## Start
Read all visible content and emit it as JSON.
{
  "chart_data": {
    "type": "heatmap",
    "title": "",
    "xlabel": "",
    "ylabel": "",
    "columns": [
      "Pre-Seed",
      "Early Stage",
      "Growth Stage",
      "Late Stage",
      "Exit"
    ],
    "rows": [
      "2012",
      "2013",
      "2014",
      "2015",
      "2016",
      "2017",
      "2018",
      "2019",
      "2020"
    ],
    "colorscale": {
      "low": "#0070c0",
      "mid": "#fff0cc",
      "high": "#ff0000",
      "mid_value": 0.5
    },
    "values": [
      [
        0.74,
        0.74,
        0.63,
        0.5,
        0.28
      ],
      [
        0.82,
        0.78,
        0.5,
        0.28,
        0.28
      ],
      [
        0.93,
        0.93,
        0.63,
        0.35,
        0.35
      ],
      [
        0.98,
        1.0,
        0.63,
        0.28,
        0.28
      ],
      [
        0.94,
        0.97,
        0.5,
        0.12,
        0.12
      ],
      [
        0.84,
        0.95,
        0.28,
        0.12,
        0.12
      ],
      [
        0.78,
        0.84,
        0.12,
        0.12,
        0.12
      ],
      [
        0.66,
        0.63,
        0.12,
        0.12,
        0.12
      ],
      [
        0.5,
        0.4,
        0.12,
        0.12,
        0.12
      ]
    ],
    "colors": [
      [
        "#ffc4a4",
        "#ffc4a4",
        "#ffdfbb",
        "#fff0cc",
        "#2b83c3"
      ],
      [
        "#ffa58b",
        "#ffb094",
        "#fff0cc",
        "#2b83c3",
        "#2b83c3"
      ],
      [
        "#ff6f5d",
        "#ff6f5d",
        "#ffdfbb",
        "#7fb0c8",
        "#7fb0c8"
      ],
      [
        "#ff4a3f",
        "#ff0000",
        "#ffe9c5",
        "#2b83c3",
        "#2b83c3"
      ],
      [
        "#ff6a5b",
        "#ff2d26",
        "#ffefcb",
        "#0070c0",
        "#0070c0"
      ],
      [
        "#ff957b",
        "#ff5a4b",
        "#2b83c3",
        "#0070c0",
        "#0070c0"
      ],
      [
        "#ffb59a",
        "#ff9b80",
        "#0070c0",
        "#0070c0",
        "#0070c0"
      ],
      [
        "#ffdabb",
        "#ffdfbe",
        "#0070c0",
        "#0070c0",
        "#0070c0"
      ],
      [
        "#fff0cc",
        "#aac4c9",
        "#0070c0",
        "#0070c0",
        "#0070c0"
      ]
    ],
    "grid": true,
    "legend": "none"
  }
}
## End
Description of the task: Output all records verbatim.

Response:
Read all visible content and emit it as JSON.
{
  "chart_data": {
    "type": "heatmap",
    "title": "",
    "xlabel": "",
    "ylabel": "",
    "columns": [
      "Pre-Seed",
      "Early Stage",
      "Growth Stage",
      "Late Stage",
      "Exit"
    ],
    "rows": [
      "2012",
      "2013",
      "2014",
      "2015",
      "2016",
      "2017",
      "2018",
      "2019",
      "2020"
    ],
    "colorscale": {
      "low": "#0070c0",
      "mid": "#fff0cc",
      "high": "#ff0000",
      "mid_value": 0.5
    },
    "values": [
      [
        0.74,
        0.74,
        0.63,
        0.5,
        0.28
      ],
      [
        0.82,
        0.78,
        0.5,
        0.28,
        0.28
      ],
      [
        0.93,
        0.93,
        0.63,
        0.35,
        0.35
      ],
      [
        0.98,
        1.0,
        0.63,
        0.28,
        0.28
      ],
      [
        0.94,
        0.97,
        0.5,
        0.12,
        0.12
      ],
      [
        0.84,
        0.95,
        0.28,
        0.12,
        0.12
      ],
      [
        0.78,
        0.84,
        0.12,
        0.12,
        0.12
      ],
      [
        0.66,
        0.63,
        0.12,
        0.12,
        0.12
      ],
      [
        0.5,
        0.4,
        0.12,
        0.12,
        0.12
      ]
    ],
    "colors": [
      [
        "#ffc4a4",
        "#ffc4a4",
        "#ffdfbb",
        "#fff0cc",
        "#2b83c3"
      ],
      [
        "#ffa58b",
        "#ffb094",
        "#fff0cc",
        "#2b83c3",
        "#2b83c3"
      ],
      [
        "#ff6f5d",
        "#ff6f5d",
        "#ffdfbb",
        "#7fb0c8",
        "#7fb0c8"
      ],
      [
        "#ff4a3f",
        "#ff0000",
        "#ffe9c5",
        "#2b83c3",
        "#2b83c3"
      ],
      [
        "#ff6a5b",
        "#ff2d26",
        "#ffefcb",
        "#0070c0",
        "#0070c0"
      ],
      [
        "#ff957b",
        "#ff5a4b",
        "#2b83c3",
        "#0070c0",
        "#0070c0"
      ],
      [
        "#ffb59a",
        "#ff9b80",
        "#0070c0",
        "#0070c0",
        "#0070c0"
      ],
      [
        "#ffdabb",
        "#ffdfbe",
        "#0070c0",
        "#0070c0",
        "#0070c0"
      ],
      [
        "#fff0cc",
        "#aac4c9",
        "#0070c0",
        "#0070c0",
        "#0070c0"
      ]
    ],
    "grid": true,
    "legend": "none"
  }
}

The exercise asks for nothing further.